Records for processing:
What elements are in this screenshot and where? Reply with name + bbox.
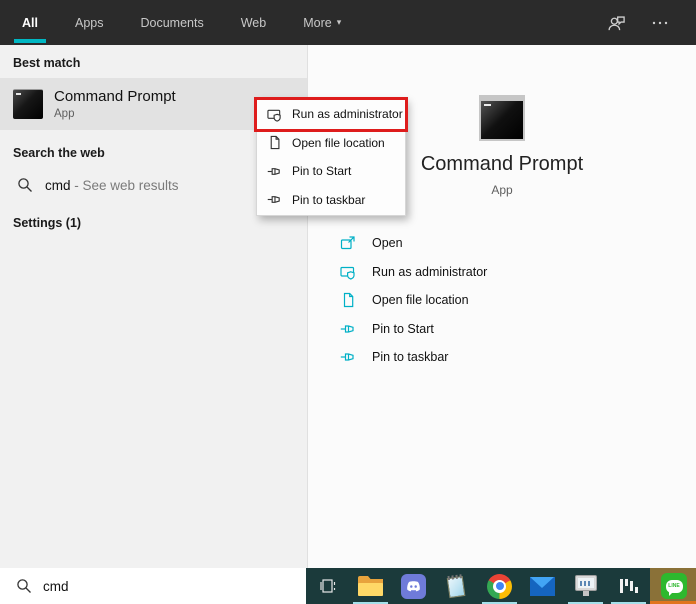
action-open-file-location[interactable]: Open file location xyxy=(308,286,696,315)
web-hint: - See web results xyxy=(70,177,179,193)
file-location-icon xyxy=(270,136,280,150)
chrome-icon xyxy=(487,573,512,599)
taskbar-app-line[interactable]: LINE xyxy=(650,568,696,604)
menu-item-pin-to-taskbar[interactable]: Pin to taskbar xyxy=(257,186,405,215)
taskbar-app-chrome[interactable] xyxy=(478,568,521,604)
pin-icon xyxy=(340,325,354,333)
media-viewer-icon xyxy=(573,575,599,597)
context-menu: Run as administrator Open file location … xyxy=(256,98,406,216)
taskbar-app-file-explorer[interactable] xyxy=(349,568,392,604)
search-icon xyxy=(18,178,32,192)
action-open[interactable]: Open xyxy=(308,229,696,258)
chevron-down-icon: ▾ xyxy=(336,17,342,27)
command-prompt-icon xyxy=(13,89,43,119)
tab-apps[interactable]: Apps xyxy=(73,0,106,45)
notepad-icon xyxy=(444,573,470,599)
pin-icon xyxy=(267,196,280,204)
menu-item-open-file-location[interactable]: Open file location xyxy=(257,129,405,158)
file-location-icon xyxy=(343,293,354,308)
preview-actions: Open Run as administrator Open file loca… xyxy=(308,229,696,372)
task-view-button[interactable] xyxy=(306,568,349,604)
pin-icon xyxy=(340,353,354,361)
tab-documents[interactable]: Documents xyxy=(138,0,205,45)
tab-more[interactable]: More ▾ xyxy=(301,0,343,45)
best-match-header: Best match xyxy=(13,56,81,70)
topbar-actions xyxy=(606,0,696,45)
taskbar-app-discord[interactable] xyxy=(392,568,435,604)
pin-icon xyxy=(267,167,280,175)
ellipsis-icon[interactable] xyxy=(650,13,670,33)
taskbar-search-box[interactable] xyxy=(0,568,306,604)
taskbar-app-mail[interactable] xyxy=(521,568,564,604)
open-icon xyxy=(340,236,355,250)
taskbar-app-equalizer[interactable] xyxy=(607,568,650,604)
run-as-admin-icon xyxy=(340,266,355,280)
feedback-person-icon[interactable] xyxy=(606,13,626,33)
discord-icon xyxy=(401,573,426,599)
menu-item-pin-to-start[interactable]: Pin to Start xyxy=(257,157,405,186)
taskbar-app-media-viewer[interactable] xyxy=(564,568,607,604)
tab-web[interactable]: Web xyxy=(239,0,268,45)
taskbar-app-notepad[interactable] xyxy=(435,568,478,604)
tab-all[interactable]: All xyxy=(14,0,46,45)
action-run-as-administrator[interactable]: Run as administrator xyxy=(308,258,696,287)
action-pin-to-start[interactable]: Pin to Start xyxy=(308,315,696,344)
file-explorer-icon xyxy=(358,576,383,596)
windows-search-screen: All Apps Documents Web More▾ Best match xyxy=(0,0,696,604)
action-pin-to-taskbar[interactable]: Pin to taskbar xyxy=(308,343,696,372)
taskbar: LINE xyxy=(0,568,696,604)
mail-icon xyxy=(530,576,555,596)
result-subtitle: App xyxy=(54,108,75,120)
search-filter-bar: All Apps Documents Web More ▾ xyxy=(0,0,696,45)
equalizer-icon xyxy=(618,575,640,597)
command-prompt-icon-large xyxy=(479,95,525,141)
search-input[interactable] xyxy=(43,578,273,594)
menu-item-run-as-administrator[interactable]: Run as administrator xyxy=(257,100,405,129)
run-as-admin-icon xyxy=(267,109,281,122)
web-query: cmd xyxy=(45,177,71,193)
result-title: Command Prompt xyxy=(54,88,176,105)
line-icon: LINE xyxy=(661,573,687,599)
task-view-icon xyxy=(319,579,335,593)
search-icon xyxy=(17,579,31,593)
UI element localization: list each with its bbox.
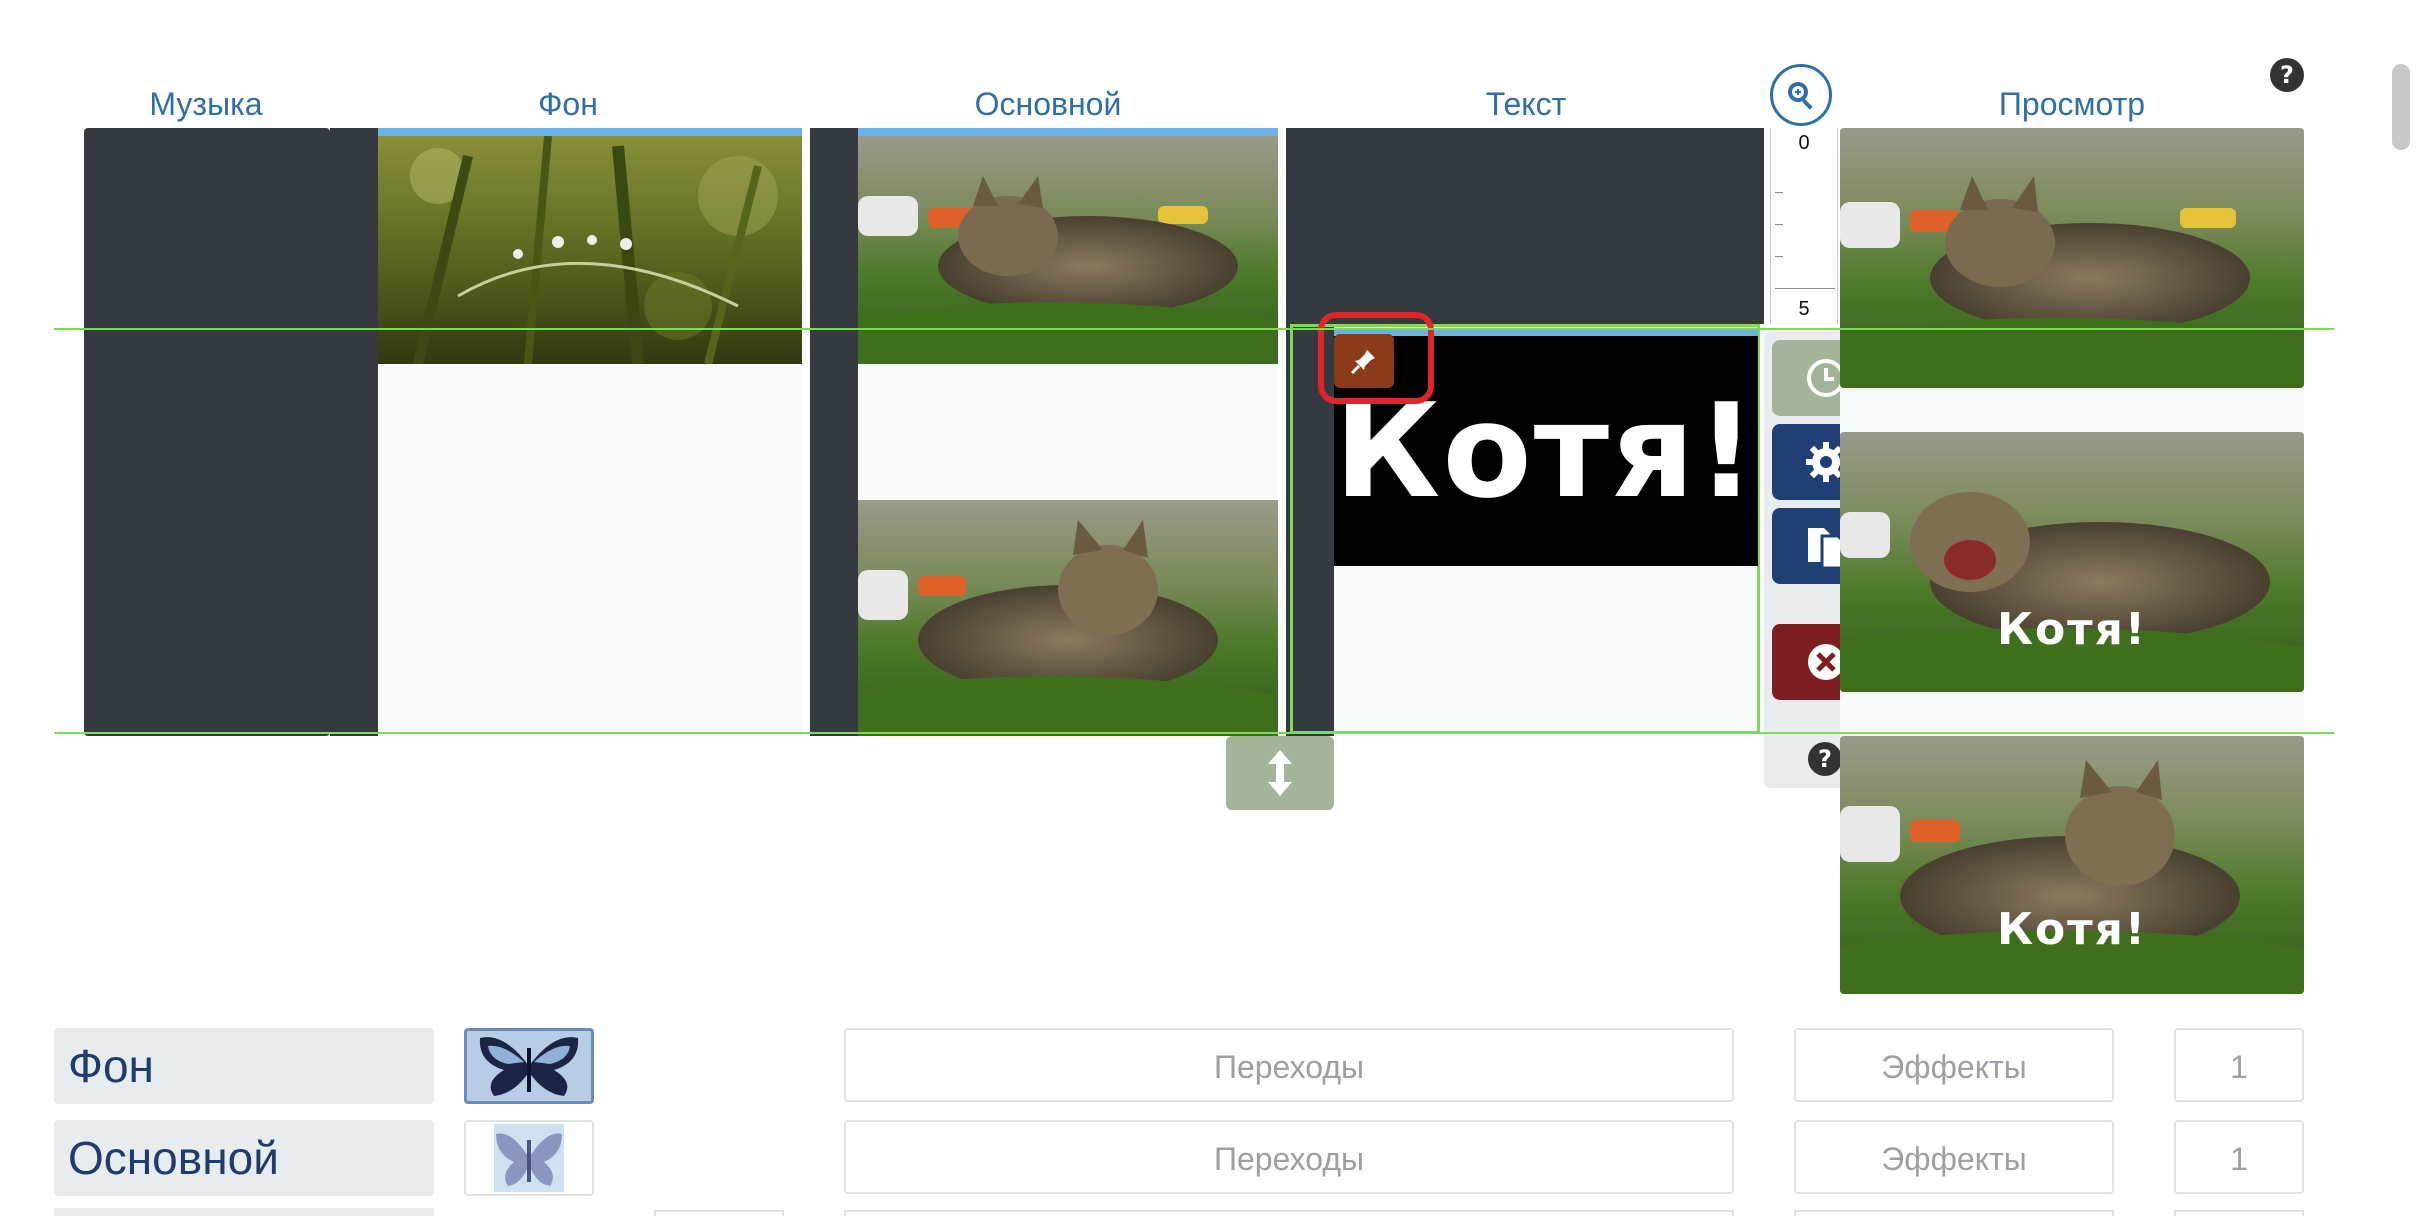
preview-column-title: Просмотр [1998, 86, 2146, 122]
row-field-partial [654, 1210, 784, 1216]
ruler-end-label: 5 [1798, 298, 1810, 320]
main-transitions-field[interactable]: Переходы [844, 1120, 1734, 1194]
track-resize-handle[interactable] [1226, 736, 1334, 810]
time-guide-line-bottom [54, 732, 2334, 734]
background-column-title: Фон [538, 86, 598, 122]
ruler-tick [1775, 288, 1835, 289]
main-effects-field[interactable]: Эффекты [1794, 1120, 2114, 1194]
main-transition-thumb[interactable] [464, 1120, 594, 1196]
clip-help-icon[interactable]: ? [1808, 742, 1842, 776]
main-cat-clip-2[interactable] [858, 500, 1278, 736]
text-track-upper[interactable] [1286, 128, 1764, 324]
preview-caption-2: Котя! [1996, 604, 2147, 655]
text-column-title: Текст [1485, 86, 1567, 122]
row-field-partial [2174, 1210, 2304, 1216]
main-clip-bar [858, 128, 1278, 136]
zoom-button[interactable] [1770, 64, 1832, 126]
background-effects-field[interactable]: Эффекты [1794, 1028, 2114, 1102]
butterfly-icon [479, 1037, 579, 1096]
main-count-field[interactable]: 1 [2174, 1120, 2304, 1194]
zoom-in-icon [1788, 82, 1813, 110]
main-track-rail [810, 128, 858, 736]
help-icon[interactable]: ? [2270, 58, 2304, 92]
ruler-tick [1775, 256, 1783, 257]
butterfly-icon [494, 1124, 564, 1192]
page-scrollbar[interactable] [2392, 64, 2410, 150]
time-ruler: 0 5 [1770, 128, 1838, 324]
time-guide-line-top [54, 328, 2334, 330]
preview-frame-3[interactable]: Котя! [1840, 736, 2304, 994]
ruler-tick [1775, 192, 1783, 193]
background-transition-thumb[interactable] [464, 1028, 594, 1104]
background-count-field[interactable]: 1 [2174, 1028, 2304, 1102]
pin-highlight-ring [1318, 312, 1434, 404]
background-track-rail [330, 128, 378, 736]
background-transitions-field[interactable]: Переходы [844, 1028, 1734, 1102]
preview-frame-1[interactable] [1840, 128, 2304, 388]
row-field-partial [844, 1210, 1734, 1216]
row-field-partial [1794, 1210, 2114, 1216]
main-column-title: Основной [974, 86, 1122, 122]
music-column-title: Музыка [149, 86, 263, 122]
background-clip-bar [378, 128, 802, 136]
preview-frame-2[interactable]: Котя! [1840, 432, 2304, 692]
row-label-background: Фон [54, 1028, 434, 1104]
music-track[interactable] [84, 128, 330, 736]
row-label-main: Основной [54, 1120, 434, 1196]
ruler-start-label: 0 [1798, 132, 1810, 154]
row-label-partial [54, 1208, 434, 1216]
preview-caption-3: Котя! [1996, 904, 2147, 955]
resize-vertical-icon [1268, 750, 1292, 796]
ruler-tick [1775, 224, 1783, 225]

What the task requires: Could you write out all of the rows again with each "pin-icon" changed to "pushpin-icon" and nothing else altered? Leave the pictures out.

Solution:
What elements are in this screenshot and where? Reply with name + bbox.
action-open-file-location[interactable]: Open file location xyxy=(308,286,696,315)
web-hint: - See web results xyxy=(70,177,179,193)
file-location-icon xyxy=(270,136,280,150)
chrome-icon xyxy=(487,573,512,599)
taskbar-app-line[interactable]: LINE xyxy=(650,568,696,604)
menu-item-pin-to-taskbar[interactable]: Pin to taskbar xyxy=(257,186,405,215)
taskbar-app-chrome[interactable] xyxy=(478,568,521,604)
pushpin-icon xyxy=(340,325,354,333)
media-viewer-icon xyxy=(573,575,599,597)
context-menu: Run as administrator Open file location … xyxy=(256,98,406,216)
taskbar-app-file-explorer[interactable] xyxy=(349,568,392,604)
search-icon xyxy=(18,178,32,192)
action-open[interactable]: Open xyxy=(308,229,696,258)
chevron-down-icon: ▾ xyxy=(336,17,342,27)
command-prompt-icon xyxy=(13,89,43,119)
tab-apps[interactable]: Apps xyxy=(73,0,106,45)
notepad-icon xyxy=(444,573,470,599)
pushpin-icon xyxy=(267,196,280,204)
menu-item-open-file-location[interactable]: Open file location xyxy=(257,129,405,158)
file-location-icon xyxy=(343,293,354,308)
preview-actions: Open Run as administrator Open file loca… xyxy=(308,229,696,372)
task-view-button[interactable] xyxy=(306,568,349,604)
pushpin-icon xyxy=(340,353,354,361)
tab-documents[interactable]: Documents xyxy=(138,0,205,45)
tab-more[interactable]: More ▾ xyxy=(301,0,343,45)
best-match-header: Best match xyxy=(13,56,81,70)
topbar-actions xyxy=(606,0,696,45)
taskbar-app-discord[interactable] xyxy=(392,568,435,604)
pushpin-icon xyxy=(267,167,280,175)
ellipsis-icon[interactable] xyxy=(650,13,670,33)
taskbar-search-box[interactable] xyxy=(0,568,306,604)
taskbar-app-mail[interactable] xyxy=(521,568,564,604)
open-icon xyxy=(340,236,355,250)
taskbar-app-equalizer[interactable] xyxy=(607,568,650,604)
run-as-admin-icon xyxy=(340,266,355,280)
feedback-person-icon[interactable] xyxy=(606,13,626,33)
discord-icon xyxy=(401,573,426,599)
menu-item-pin-to-start[interactable]: Pin to Start xyxy=(257,157,405,186)
taskbar-app-media-viewer[interactable] xyxy=(564,568,607,604)
tab-web[interactable]: Web xyxy=(239,0,268,45)
taskbar-app-notepad[interactable] xyxy=(435,568,478,604)
tab-all[interactable]: All xyxy=(14,0,46,45)
action-run-as-administrator[interactable]: Run as administrator xyxy=(308,258,696,287)
action-pin-to-start[interactable]: Pin to Start xyxy=(308,315,696,344)
file-explorer-icon xyxy=(358,576,383,596)
windows-search-screen: All Apps Documents Web More▾ Best match xyxy=(0,0,696,604)
action-pin-to-taskbar[interactable]: Pin to taskbar xyxy=(308,343,696,372)
taskbar: LINE xyxy=(0,568,696,604)
mail-icon xyxy=(530,576,555,596)
result-subtitle: App xyxy=(54,108,75,120)
search-filter-bar: All Apps Documents Web More ▾ xyxy=(0,0,696,45)
equalizer-icon xyxy=(618,575,640,597)
command-prompt-icon-large xyxy=(479,95,525,141)
search-input[interactable] xyxy=(43,578,273,594)
menu-item-run-as-administrator[interactable]: Run as administrator xyxy=(257,100,405,129)
run-as-admin-icon xyxy=(267,109,281,122)
web-query: cmd xyxy=(45,177,71,193)
result-title: Command Prompt xyxy=(54,88,176,105)
line-icon: LINE xyxy=(661,573,687,599)
task-view-icon xyxy=(319,579,335,593)
search-icon xyxy=(17,579,31,593)
UI element localization: list each with its bbox.
preview-column-title: Просмотр [1998, 86, 2146, 122]
row-field-partial [654, 1210, 784, 1216]
ruler-end-label: 5 [1798, 298, 1810, 320]
main-transitions-field[interactable]: Переходы [844, 1120, 1734, 1194]
track-resize-handle[interactable] [1226, 736, 1334, 810]
time-guide-line-bottom [54, 732, 2334, 734]
background-column-title: Фон [538, 86, 598, 122]
ruler-tick [1775, 288, 1835, 289]
main-effects-field[interactable]: Эффекты [1794, 1120, 2114, 1194]
main-transition-thumb[interactable] [464, 1120, 594, 1196]
clip-help-icon[interactable]: ? [1808, 742, 1842, 776]
main-cat-clip-2[interactable] [858, 500, 1278, 736]
text-track-upper[interactable] [1286, 128, 1764, 324]
preview-caption-2: Котя! [1996, 604, 2147, 655]
text-column-title: Текст [1485, 86, 1567, 122]
row-field-partial [2174, 1210, 2304, 1216]
main-clip-bar [858, 128, 1278, 136]
zoom-button[interactable] [1770, 64, 1832, 126]
background-effects-field[interactable]: Эффекты [1794, 1028, 2114, 1102]
butterfly-icon [479, 1037, 579, 1096]
main-count-field[interactable]: 1 [2174, 1120, 2304, 1194]
zoom-in-icon [1788, 82, 1813, 110]
main-track-rail [810, 128, 858, 736]
help-icon[interactable]: ? [2270, 58, 2304, 92]
ruler-tick [1775, 256, 1783, 257]
butterfly-icon [494, 1124, 564, 1192]
page-scrollbar[interactable] [2392, 64, 2410, 150]
time-ruler: 0 5 [1770, 128, 1838, 324]
time-guide-line-top [54, 328, 2334, 330]
preview-frame-3[interactable]: Котя! [1840, 736, 2304, 994]
ruler-tick [1775, 192, 1783, 193]
background-transition-thumb[interactable] [464, 1028, 594, 1104]
background-count-field[interactable]: 1 [2174, 1028, 2304, 1102]
pin-highlight-ring [1318, 312, 1434, 404]
background-track-rail [330, 128, 378, 736]
background-transitions-field[interactable]: Переходы [844, 1028, 1734, 1102]
preview-frame-1[interactable] [1840, 128, 2304, 388]
row-field-partial [844, 1210, 1734, 1216]
row-field-partial [1794, 1210, 2114, 1216]
main-column-title: Основной [974, 86, 1122, 122]
music-column-title: Музыка [149, 86, 263, 122]
background-clip-bar [378, 128, 802, 136]
preview-frame-2[interactable]: Котя! [1840, 432, 2304, 692]
row-label-background: Фон [54, 1028, 434, 1104]
music-track[interactable] [84, 128, 330, 736]
row-label-main: Основной [54, 1120, 434, 1196]
ruler-start-label: 0 [1798, 132, 1810, 154]
row-label-partial [54, 1208, 434, 1216]
preview-caption-3: Котя! [1996, 904, 2147, 955]
resize-vertical-icon [1268, 750, 1292, 796]
ruler-tick [1775, 224, 1783, 225]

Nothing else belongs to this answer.